==== Stored data
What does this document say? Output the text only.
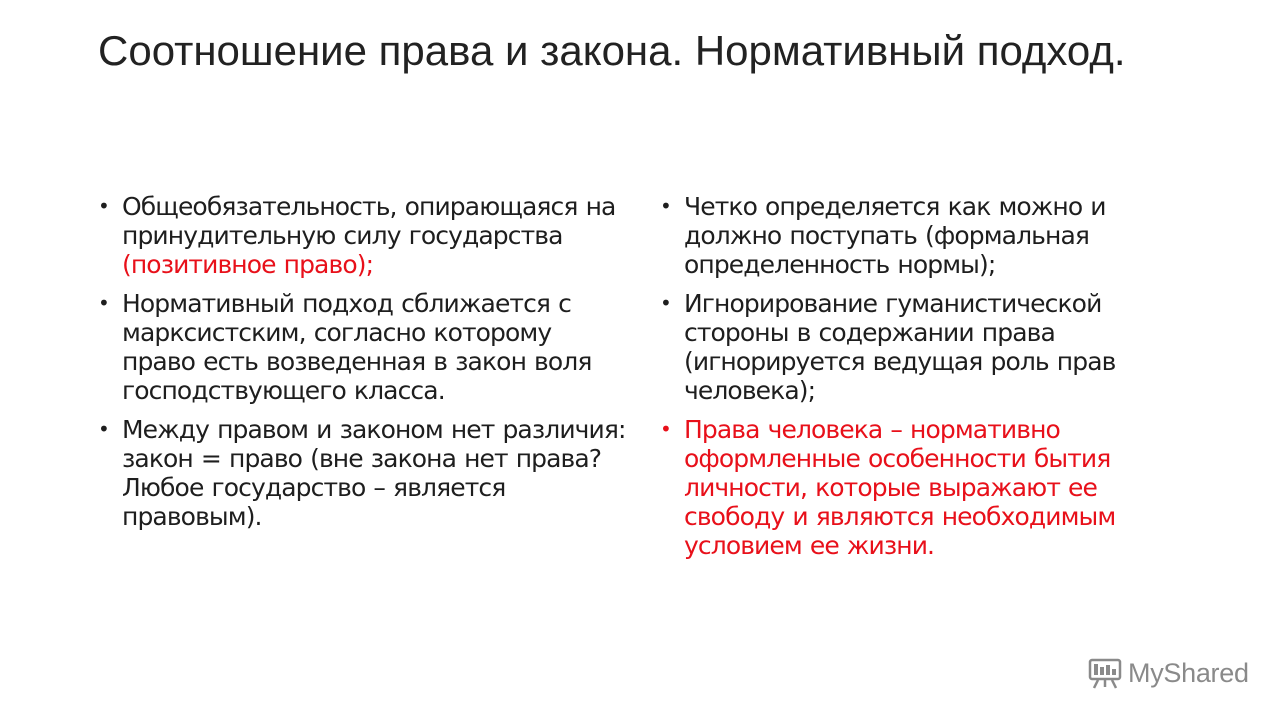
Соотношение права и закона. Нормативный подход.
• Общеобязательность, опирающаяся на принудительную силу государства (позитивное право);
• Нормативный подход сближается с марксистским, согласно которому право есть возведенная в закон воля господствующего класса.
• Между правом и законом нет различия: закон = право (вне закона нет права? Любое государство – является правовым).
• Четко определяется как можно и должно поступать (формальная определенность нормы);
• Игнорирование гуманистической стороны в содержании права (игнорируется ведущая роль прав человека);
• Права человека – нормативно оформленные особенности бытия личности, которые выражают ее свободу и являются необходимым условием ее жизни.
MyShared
========
The problem -
All of the lines above should be retyped precisely, apart from the pictures.

The result -
What does this document say? Output the text only.
Соотношение права и закона. Нормативный подход.
• Общеобязательность, опирающаяся на принудительную силу государства (позитивное право);
• Нормативный подход сближается с марксистским, согласно которому право есть возведенная в закон воля господствующего класса.
• Между правом и законом нет различия: закон = право (вне закона нет права? Любое государство – является правовым).
• Четко определяется как можно и должно поступать (формальная определенность нормы);
• Игнорирование гуманистической стороны в содержании права (игнорируется ведущая роль прав человека);
• Права человека – нормативно оформленные особенности бытия личности, которые выражают ее свободу и являются необходимым условием ее жизни.
MyShared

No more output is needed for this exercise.